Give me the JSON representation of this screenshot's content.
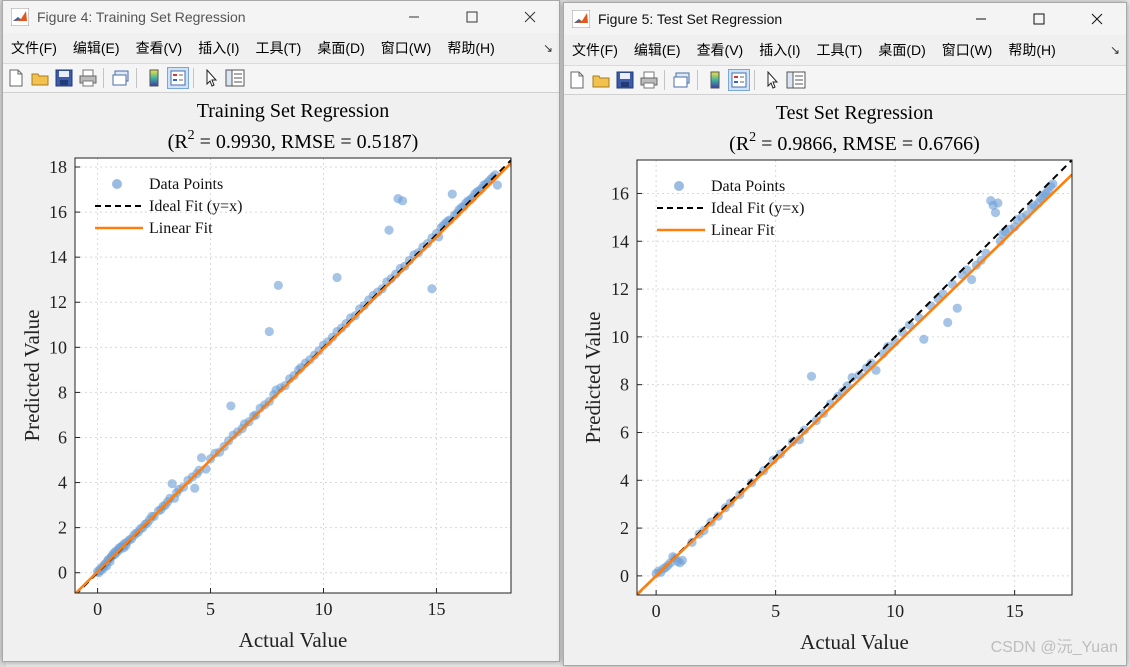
{
  "menu": [
    "文件(F)",
    "编辑(E)",
    "查看(V)",
    "插入(I)",
    "工具(T)",
    "桌面(D)",
    "窗口(W)",
    "帮助(H)"
  ],
  "menu_more": "↘",
  "windows": [
    {
      "title": "Figure 4: Training Set Regression",
      "plot_title": "Training Set Regression",
      "plot_subtitle_prefix": "(R",
      "plot_subtitle_sup": "2",
      "plot_subtitle_suffix": " = 0.9930, RMSE = 0.5187)"
    },
    {
      "title": "Figure 5: Test Set Regression",
      "plot_title": "Test Set Regression",
      "plot_subtitle_prefix": "(R",
      "plot_subtitle_sup": "2",
      "plot_subtitle_suffix": " = 0.9866, RMSE = 0.6766)"
    }
  ],
  "watermark": "CSDN @沅_Yuan",
  "colors": {
    "points": "#6f9fd6",
    "ideal": "#000000",
    "fit": "#ff7f0e"
  },
  "chart_data": [
    {
      "type": "scatter",
      "title": "Training Set Regression",
      "subtitle": "(R^2 = 0.9930, RMSE = 0.5187)",
      "xlabel": "Actual Value",
      "ylabel": "Predicted Value",
      "xlim": [
        -1,
        18.3
      ],
      "ylim": [
        -0.9,
        18.4
      ],
      "xticks": [
        0,
        5,
        10,
        15
      ],
      "yticks": [
        0,
        2,
        4,
        6,
        8,
        10,
        12,
        14,
        16,
        18
      ],
      "legend": [
        "Data Points",
        "Ideal Fit (y=x)",
        "Linear Fit"
      ],
      "legend_position": "top-left",
      "grid": true,
      "ideal_fit": {
        "slope": 1,
        "intercept": 0
      },
      "linear_fit": {
        "slope": 0.99,
        "intercept": 0.05
      },
      "series": [
        {
          "name": "Data Points",
          "points": [
            [
              0.0,
              0.05
            ],
            [
              0.05,
              0.0
            ],
            [
              0.1,
              0.15
            ],
            [
              0.15,
              0.1
            ],
            [
              0.2,
              0.25
            ],
            [
              0.25,
              0.2
            ],
            [
              0.3,
              0.35
            ],
            [
              0.35,
              0.4
            ],
            [
              0.4,
              0.3
            ],
            [
              0.45,
              0.55
            ],
            [
              0.5,
              0.6
            ],
            [
              0.55,
              0.5
            ],
            [
              0.6,
              0.7
            ],
            [
              0.65,
              0.75
            ],
            [
              0.7,
              0.85
            ],
            [
              0.75,
              0.8
            ],
            [
              0.8,
              0.95
            ],
            [
              0.85,
              0.9
            ],
            [
              0.9,
              1.0
            ],
            [
              0.95,
              1.1
            ],
            [
              1.0,
              1.05
            ],
            [
              1.05,
              1.15
            ],
            [
              1.1,
              1.2
            ],
            [
              1.15,
              1.1
            ],
            [
              1.2,
              1.3
            ],
            [
              1.25,
              1.2
            ],
            [
              1.3,
              1.35
            ],
            [
              1.4,
              1.45
            ],
            [
              1.5,
              1.5
            ],
            [
              1.6,
              1.65
            ],
            [
              1.7,
              1.75
            ],
            [
              1.8,
              1.8
            ],
            [
              1.9,
              1.95
            ],
            [
              2.0,
              2.0
            ],
            [
              2.1,
              2.15
            ],
            [
              2.2,
              2.2
            ],
            [
              2.3,
              2.35
            ],
            [
              2.4,
              2.5
            ],
            [
              2.5,
              2.5
            ],
            [
              2.7,
              2.75
            ],
            [
              2.8,
              2.8
            ],
            [
              2.9,
              2.95
            ],
            [
              3.0,
              3.0
            ],
            [
              3.1,
              3.15
            ],
            [
              3.2,
              3.3
            ],
            [
              3.3,
              3.95
            ],
            [
              3.4,
              3.3
            ],
            [
              3.5,
              3.55
            ],
            [
              3.6,
              3.7
            ],
            [
              3.8,
              3.8
            ],
            [
              4.0,
              4.1
            ],
            [
              4.2,
              4.25
            ],
            [
              4.3,
              3.75
            ],
            [
              4.4,
              4.4
            ],
            [
              4.5,
              4.55
            ],
            [
              4.6,
              5.1
            ],
            [
              4.8,
              4.6
            ],
            [
              5.0,
              5.05
            ],
            [
              5.2,
              5.3
            ],
            [
              5.4,
              5.35
            ],
            [
              5.6,
              5.6
            ],
            [
              5.8,
              5.85
            ],
            [
              5.9,
              7.4
            ],
            [
              6.0,
              6.1
            ],
            [
              6.2,
              6.25
            ],
            [
              6.4,
              6.4
            ],
            [
              6.5,
              6.6
            ],
            [
              6.7,
              6.7
            ],
            [
              6.9,
              6.95
            ],
            [
              7.0,
              7.0
            ],
            [
              7.2,
              7.3
            ],
            [
              7.4,
              7.45
            ],
            [
              7.6,
              10.7
            ],
            [
              7.6,
              7.6
            ],
            [
              7.8,
              7.9
            ],
            [
              7.9,
              8.1
            ],
            [
              8.0,
              12.75
            ],
            [
              8.1,
              8.2
            ],
            [
              8.3,
              8.3
            ],
            [
              8.5,
              8.6
            ],
            [
              8.7,
              8.75
            ],
            [
              8.9,
              9.0
            ],
            [
              9.0,
              9.1
            ],
            [
              9.2,
              9.3
            ],
            [
              9.4,
              9.45
            ],
            [
              9.6,
              9.65
            ],
            [
              9.8,
              9.85
            ],
            [
              10.0,
              10.1
            ],
            [
              10.2,
              10.25
            ],
            [
              10.4,
              10.45
            ],
            [
              10.6,
              13.1
            ],
            [
              10.6,
              10.7
            ],
            [
              10.8,
              10.85
            ],
            [
              11.0,
              11.05
            ],
            [
              11.2,
              11.3
            ],
            [
              11.4,
              11.4
            ],
            [
              11.6,
              11.7
            ],
            [
              11.8,
              11.85
            ],
            [
              12.0,
              12.1
            ],
            [
              12.2,
              12.3
            ],
            [
              12.4,
              12.45
            ],
            [
              12.6,
              12.6
            ],
            [
              12.8,
              12.9
            ],
            [
              12.9,
              15.2
            ],
            [
              13.0,
              13.05
            ],
            [
              13.2,
              13.25
            ],
            [
              13.3,
              16.6
            ],
            [
              13.4,
              13.5
            ],
            [
              13.5,
              16.5
            ],
            [
              13.6,
              13.6
            ],
            [
              13.8,
              13.85
            ],
            [
              14.0,
              14.1
            ],
            [
              14.2,
              14.2
            ],
            [
              14.4,
              14.45
            ],
            [
              14.6,
              14.6
            ],
            [
              14.8,
              12.6
            ],
            [
              14.8,
              14.85
            ],
            [
              15.0,
              15.05
            ],
            [
              15.1,
              14.9
            ],
            [
              15.2,
              15.3
            ],
            [
              15.3,
              15.4
            ],
            [
              15.4,
              15.5
            ],
            [
              15.5,
              15.6
            ],
            [
              15.6,
              15.65
            ],
            [
              15.7,
              16.8
            ],
            [
              15.8,
              15.85
            ],
            [
              15.9,
              15.95
            ],
            [
              16.0,
              16.1
            ],
            [
              16.1,
              16.2
            ],
            [
              16.2,
              16.25
            ],
            [
              16.3,
              16.4
            ],
            [
              16.4,
              16.5
            ],
            [
              16.5,
              16.55
            ],
            [
              16.6,
              16.65
            ],
            [
              16.7,
              16.8
            ],
            [
              16.8,
              16.9
            ],
            [
              16.9,
              16.95
            ],
            [
              17.0,
              17.05
            ],
            [
              17.1,
              17.2
            ],
            [
              17.2,
              17.25
            ],
            [
              17.3,
              17.35
            ],
            [
              17.4,
              17.45
            ],
            [
              17.5,
              17.55
            ],
            [
              17.6,
              17.65
            ],
            [
              17.7,
              17.2
            ]
          ]
        }
      ]
    },
    {
      "type": "scatter",
      "title": "Test Set Regression",
      "subtitle": "(R^2 = 0.9866, RMSE = 0.6766)",
      "xlabel": "Actual Value",
      "ylabel": "Predicted Value",
      "xlim": [
        -0.8,
        17.4
      ],
      "ylim": [
        -0.8,
        17.4
      ],
      "xticks": [
        0,
        5,
        10,
        15
      ],
      "yticks": [
        0,
        2,
        4,
        6,
        8,
        10,
        12,
        14,
        16
      ],
      "legend": [
        "Data Points",
        "Ideal Fit (y=x)",
        "Linear Fit"
      ],
      "legend_position": "top-left",
      "grid": true,
      "ideal_fit": {
        "slope": 1,
        "intercept": 0
      },
      "linear_fit": {
        "slope": 0.965,
        "intercept": 0.0
      },
      "series": [
        {
          "name": "Data Points",
          "points": [
            [
              0.0,
              0.1
            ],
            [
              0.1,
              0.2
            ],
            [
              0.2,
              0.15
            ],
            [
              0.3,
              0.3
            ],
            [
              0.4,
              0.35
            ],
            [
              0.5,
              0.45
            ],
            [
              0.6,
              0.55
            ],
            [
              0.7,
              0.8
            ],
            [
              0.8,
              0.75
            ],
            [
              0.9,
              0.6
            ],
            [
              1.0,
              0.55
            ],
            [
              1.1,
              0.65
            ],
            [
              1.5,
              1.4
            ],
            [
              1.8,
              1.75
            ],
            [
              2.0,
              1.9
            ],
            [
              2.3,
              2.25
            ],
            [
              2.6,
              2.5
            ],
            [
              2.9,
              2.85
            ],
            [
              3.1,
              3.05
            ],
            [
              3.5,
              3.4
            ],
            [
              4.0,
              3.9
            ],
            [
              4.5,
              4.4
            ],
            [
              4.9,
              4.85
            ],
            [
              5.2,
              5.1
            ],
            [
              5.7,
              5.6
            ],
            [
              6.0,
              5.7
            ],
            [
              6.2,
              6.1
            ],
            [
              6.5,
              8.35
            ],
            [
              6.7,
              6.5
            ],
            [
              7.0,
              6.8
            ],
            [
              7.3,
              7.2
            ],
            [
              7.6,
              7.5
            ],
            [
              7.8,
              7.7
            ],
            [
              8.0,
              7.95
            ],
            [
              8.2,
              8.3
            ],
            [
              8.5,
              8.4
            ],
            [
              8.8,
              8.7
            ],
            [
              9.0,
              8.9
            ],
            [
              9.2,
              8.6
            ],
            [
              9.5,
              9.3
            ],
            [
              9.7,
              9.6
            ],
            [
              10.0,
              9.8
            ],
            [
              10.3,
              10.2
            ],
            [
              10.6,
              10.5
            ],
            [
              11.0,
              10.8
            ],
            [
              11.2,
              9.9
            ],
            [
              11.5,
              11.3
            ],
            [
              11.8,
              11.6
            ],
            [
              12.0,
              11.8
            ],
            [
              12.2,
              10.6
            ],
            [
              12.4,
              12.2
            ],
            [
              12.6,
              11.2
            ],
            [
              12.8,
              12.6
            ],
            [
              13.0,
              12.8
            ],
            [
              13.2,
              12.4
            ],
            [
              13.4,
              13.0
            ],
            [
              13.6,
              13.2
            ],
            [
              13.8,
              13.5
            ],
            [
              14.0,
              15.7
            ],
            [
              14.1,
              15.5
            ],
            [
              14.2,
              15.2
            ],
            [
              14.3,
              15.6
            ],
            [
              14.4,
              14.0
            ],
            [
              14.5,
              14.3
            ],
            [
              14.6,
              14.4
            ],
            [
              14.8,
              14.5
            ],
            [
              15.0,
              14.6
            ],
            [
              15.1,
              14.9
            ],
            [
              15.3,
              15.0
            ],
            [
              15.5,
              15.1
            ],
            [
              15.7,
              15.4
            ],
            [
              15.8,
              15.5
            ],
            [
              16.0,
              15.6
            ],
            [
              16.1,
              15.8
            ],
            [
              16.2,
              15.9
            ],
            [
              16.3,
              16.0
            ],
            [
              16.4,
              16.1
            ],
            [
              16.5,
              16.3
            ],
            [
              16.6,
              16.4
            ]
          ]
        }
      ]
    }
  ]
}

- **WHAT IS ASKED**
Report how many lines above hold the string "RMSE", giving nothing but the number.

- **RESPONSE FOR THIS EXERCISE**
4